§ **Record extracts**:

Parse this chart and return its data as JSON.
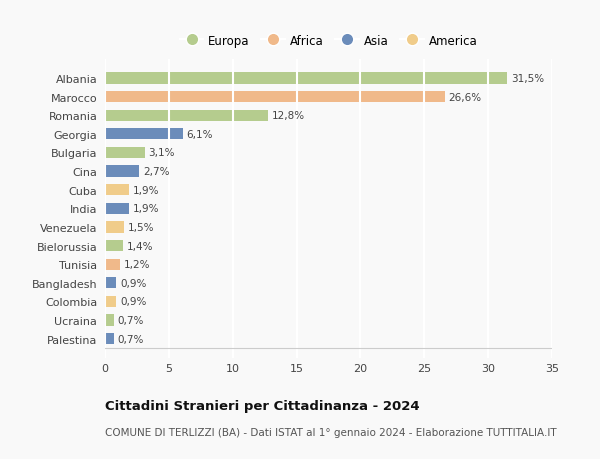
{
  "countries": [
    "Albania",
    "Marocco",
    "Romania",
    "Georgia",
    "Bulgaria",
    "Cina",
    "Cuba",
    "India",
    "Venezuela",
    "Bielorussia",
    "Tunisia",
    "Bangladesh",
    "Colombia",
    "Ucraina",
    "Palestina"
  ],
  "values": [
    31.5,
    26.6,
    12.8,
    6.1,
    3.1,
    2.7,
    1.9,
    1.9,
    1.5,
    1.4,
    1.2,
    0.9,
    0.9,
    0.7,
    0.7
  ],
  "labels": [
    "31,5%",
    "26,6%",
    "12,8%",
    "6,1%",
    "3,1%",
    "2,7%",
    "1,9%",
    "1,9%",
    "1,5%",
    "1,4%",
    "1,2%",
    "0,9%",
    "0,9%",
    "0,7%",
    "0,7%"
  ],
  "continents": [
    "Europa",
    "Africa",
    "Europa",
    "Asia",
    "Europa",
    "Asia",
    "America",
    "Asia",
    "America",
    "Europa",
    "Africa",
    "Asia",
    "America",
    "Europa",
    "Asia"
  ],
  "continent_colors": {
    "Europa": "#b5cc8e",
    "Africa": "#f0b98a",
    "Asia": "#6b8cba",
    "America": "#f0cc8a"
  },
  "legend_order": [
    "Europa",
    "Africa",
    "Asia",
    "America"
  ],
  "xlim": [
    0,
    35
  ],
  "xticks": [
    0,
    5,
    10,
    15,
    20,
    25,
    30,
    35
  ],
  "title": "Cittadini Stranieri per Cittadinanza - 2024",
  "subtitle": "COMUNE DI TERLIZZI (BA) - Dati ISTAT al 1° gennaio 2024 - Elaborazione TUTTITALIA.IT",
  "bg_color": "#f9f9f9",
  "grid_color": "#ffffff",
  "bar_height": 0.6,
  "label_fontsize": 7.5,
  "ytick_fontsize": 8.0,
  "xtick_fontsize": 8.0,
  "legend_fontsize": 8.5,
  "title_fontsize": 9.5,
  "subtitle_fontsize": 7.5
}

§ **Exercise objective**:
The records above need to be restated word for word, with the pictures left out.

§ **Expected output**:
Parse this chart and return its data as JSON.
{
  "countries": [
    "Albania",
    "Marocco",
    "Romania",
    "Georgia",
    "Bulgaria",
    "Cina",
    "Cuba",
    "India",
    "Venezuela",
    "Bielorussia",
    "Tunisia",
    "Bangladesh",
    "Colombia",
    "Ucraina",
    "Palestina"
  ],
  "values": [
    31.5,
    26.6,
    12.8,
    6.1,
    3.1,
    2.7,
    1.9,
    1.9,
    1.5,
    1.4,
    1.2,
    0.9,
    0.9,
    0.7,
    0.7
  ],
  "labels": [
    "31,5%",
    "26,6%",
    "12,8%",
    "6,1%",
    "3,1%",
    "2,7%",
    "1,9%",
    "1,9%",
    "1,5%",
    "1,4%",
    "1,2%",
    "0,9%",
    "0,9%",
    "0,7%",
    "0,7%"
  ],
  "continents": [
    "Europa",
    "Africa",
    "Europa",
    "Asia",
    "Europa",
    "Asia",
    "America",
    "Asia",
    "America",
    "Europa",
    "Africa",
    "Asia",
    "America",
    "Europa",
    "Asia"
  ],
  "continent_colors": {
    "Europa": "#b5cc8e",
    "Africa": "#f0b98a",
    "Asia": "#6b8cba",
    "America": "#f0cc8a"
  },
  "legend_order": [
    "Europa",
    "Africa",
    "Asia",
    "America"
  ],
  "xlim": [
    0,
    35
  ],
  "xticks": [
    0,
    5,
    10,
    15,
    20,
    25,
    30,
    35
  ],
  "title": "Cittadini Stranieri per Cittadinanza - 2024",
  "subtitle": "COMUNE DI TERLIZZI (BA) - Dati ISTAT al 1° gennaio 2024 - Elaborazione TUTTITALIA.IT",
  "bg_color": "#f9f9f9",
  "grid_color": "#ffffff",
  "bar_height": 0.6,
  "label_fontsize": 7.5,
  "ytick_fontsize": 8.0,
  "xtick_fontsize": 8.0,
  "legend_fontsize": 8.5,
  "title_fontsize": 9.5,
  "subtitle_fontsize": 7.5
}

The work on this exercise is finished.